*What needs to be done:* Exclude any images and output the remaining records exactly.

*Exercise materials:*
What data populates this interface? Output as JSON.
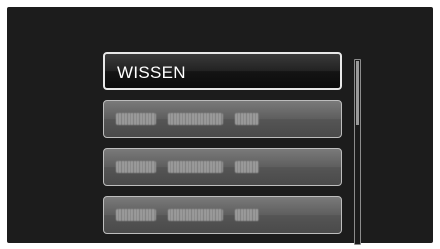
{
  "menu": {
    "items": [
      {
        "label": "WISSEN",
        "selected": true
      },
      {
        "label": "",
        "selected": false,
        "content": "blurred"
      },
      {
        "label": "",
        "selected": false,
        "content": "blurred"
      },
      {
        "label": "",
        "selected": false,
        "content": "blurred"
      }
    ]
  },
  "scrollbar": {
    "position_fraction": 0.0,
    "visible_fraction": 0.35
  },
  "colors": {
    "screen_background": "#1c1c1c",
    "selected_item_background": "#141414",
    "item_background": "#5e5e5e",
    "item_border": "#bdbdbd",
    "text": "#ffffff"
  }
}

*Problem solution:*
What data populates this interface? Output as JSON.
{
  "menu": {
    "items": [
      {
        "label": "WISSEN",
        "selected": true
      },
      {
        "label": "",
        "selected": false,
        "content": "blurred"
      },
      {
        "label": "",
        "selected": false,
        "content": "blurred"
      },
      {
        "label": "",
        "selected": false,
        "content": "blurred"
      }
    ]
  },
  "scrollbar": {
    "position_fraction": 0.0,
    "visible_fraction": 0.35
  },
  "colors": {
    "screen_background": "#1c1c1c",
    "selected_item_background": "#141414",
    "item_background": "#5e5e5e",
    "item_border": "#bdbdbd",
    "text": "#ffffff"
  }
}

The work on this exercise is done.